═════ Task input

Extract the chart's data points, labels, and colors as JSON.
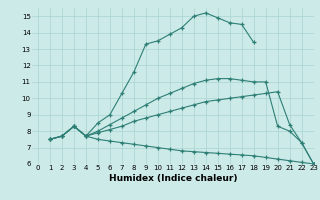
{
  "bg_color": "#cceae8",
  "grid_color": "#aad4d0",
  "line_color": "#2d7f75",
  "line1_x": [
    1,
    2,
    3,
    4,
    5,
    6,
    7,
    8,
    9,
    10,
    11,
    12,
    13,
    14,
    15,
    16,
    17,
    18
  ],
  "line1_y": [
    7.5,
    7.7,
    8.3,
    7.7,
    8.5,
    9.0,
    10.3,
    11.6,
    13.3,
    13.5,
    13.9,
    14.3,
    15.0,
    15.2,
    14.9,
    14.6,
    14.5,
    13.4
  ],
  "line2_x": [
    1,
    2,
    3,
    4,
    5,
    6,
    7,
    8,
    9,
    10,
    11,
    12,
    13,
    14,
    15,
    16,
    17,
    18,
    19,
    20,
    21,
    22,
    23
  ],
  "line2_y": [
    7.5,
    7.7,
    8.3,
    7.7,
    8.0,
    8.4,
    8.8,
    9.2,
    9.6,
    10.0,
    10.3,
    10.6,
    10.9,
    11.1,
    11.2,
    11.2,
    11.1,
    11.0,
    11.0,
    8.3,
    8.0,
    7.3,
    6.0
  ],
  "line3_x": [
    1,
    2,
    3,
    4,
    5,
    6,
    7,
    8,
    9,
    10,
    11,
    12,
    13,
    14,
    15,
    16,
    17,
    18,
    19,
    20,
    21,
    22,
    23
  ],
  "line3_y": [
    7.5,
    7.7,
    8.3,
    7.7,
    7.9,
    8.1,
    8.3,
    8.6,
    8.8,
    9.0,
    9.2,
    9.4,
    9.6,
    9.8,
    9.9,
    10.0,
    10.1,
    10.2,
    10.3,
    10.4,
    8.4,
    7.3,
    6.0
  ],
  "line4_x": [
    1,
    2,
    3,
    4,
    5,
    6,
    7,
    8,
    9,
    10,
    11,
    12,
    13,
    14,
    15,
    16,
    17,
    18,
    19,
    20,
    21,
    22,
    23
  ],
  "line4_y": [
    7.5,
    7.7,
    8.3,
    7.7,
    7.5,
    7.4,
    7.3,
    7.2,
    7.1,
    7.0,
    6.9,
    6.8,
    6.75,
    6.7,
    6.65,
    6.6,
    6.55,
    6.5,
    6.4,
    6.3,
    6.2,
    6.1,
    6.0
  ],
  "xlim": [
    -0.5,
    23
  ],
  "ylim": [
    6,
    15.5
  ],
  "yticks": [
    6,
    7,
    8,
    9,
    10,
    11,
    12,
    13,
    14,
    15
  ],
  "xticks": [
    0,
    1,
    2,
    3,
    4,
    5,
    6,
    7,
    8,
    9,
    10,
    11,
    12,
    13,
    14,
    15,
    16,
    17,
    18,
    19,
    20,
    21,
    22,
    23
  ],
  "xlabel": "Humidex (Indice chaleur)",
  "xlabel_fontsize": 6.5,
  "tick_fontsize": 5,
  "lw": 0.8,
  "ms": 3.5
}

══════════

#### Task prompt:
Copy every record above exactly as written, but leave out the pictures.

#### Solution:
Extract the chart's data points, labels, and colors as JSON.
{
  "bg_color": "#cceae8",
  "grid_color": "#aad4d0",
  "line_color": "#2d7f75",
  "line1_x": [
    1,
    2,
    3,
    4,
    5,
    6,
    7,
    8,
    9,
    10,
    11,
    12,
    13,
    14,
    15,
    16,
    17,
    18
  ],
  "line1_y": [
    7.5,
    7.7,
    8.3,
    7.7,
    8.5,
    9.0,
    10.3,
    11.6,
    13.3,
    13.5,
    13.9,
    14.3,
    15.0,
    15.2,
    14.9,
    14.6,
    14.5,
    13.4
  ],
  "line2_x": [
    1,
    2,
    3,
    4,
    5,
    6,
    7,
    8,
    9,
    10,
    11,
    12,
    13,
    14,
    15,
    16,
    17,
    18,
    19,
    20,
    21,
    22,
    23
  ],
  "line2_y": [
    7.5,
    7.7,
    8.3,
    7.7,
    8.0,
    8.4,
    8.8,
    9.2,
    9.6,
    10.0,
    10.3,
    10.6,
    10.9,
    11.1,
    11.2,
    11.2,
    11.1,
    11.0,
    11.0,
    8.3,
    8.0,
    7.3,
    6.0
  ],
  "line3_x": [
    1,
    2,
    3,
    4,
    5,
    6,
    7,
    8,
    9,
    10,
    11,
    12,
    13,
    14,
    15,
    16,
    17,
    18,
    19,
    20,
    21,
    22,
    23
  ],
  "line3_y": [
    7.5,
    7.7,
    8.3,
    7.7,
    7.9,
    8.1,
    8.3,
    8.6,
    8.8,
    9.0,
    9.2,
    9.4,
    9.6,
    9.8,
    9.9,
    10.0,
    10.1,
    10.2,
    10.3,
    10.4,
    8.4,
    7.3,
    6.0
  ],
  "line4_x": [
    1,
    2,
    3,
    4,
    5,
    6,
    7,
    8,
    9,
    10,
    11,
    12,
    13,
    14,
    15,
    16,
    17,
    18,
    19,
    20,
    21,
    22,
    23
  ],
  "line4_y": [
    7.5,
    7.7,
    8.3,
    7.7,
    7.5,
    7.4,
    7.3,
    7.2,
    7.1,
    7.0,
    6.9,
    6.8,
    6.75,
    6.7,
    6.65,
    6.6,
    6.55,
    6.5,
    6.4,
    6.3,
    6.2,
    6.1,
    6.0
  ],
  "xlim": [
    -0.5,
    23
  ],
  "ylim": [
    6,
    15.5
  ],
  "yticks": [
    6,
    7,
    8,
    9,
    10,
    11,
    12,
    13,
    14,
    15
  ],
  "xticks": [
    0,
    1,
    2,
    3,
    4,
    5,
    6,
    7,
    8,
    9,
    10,
    11,
    12,
    13,
    14,
    15,
    16,
    17,
    18,
    19,
    20,
    21,
    22,
    23
  ],
  "xlabel": "Humidex (Indice chaleur)",
  "xlabel_fontsize": 6.5,
  "tick_fontsize": 5,
  "lw": 0.8,
  "ms": 3.5
}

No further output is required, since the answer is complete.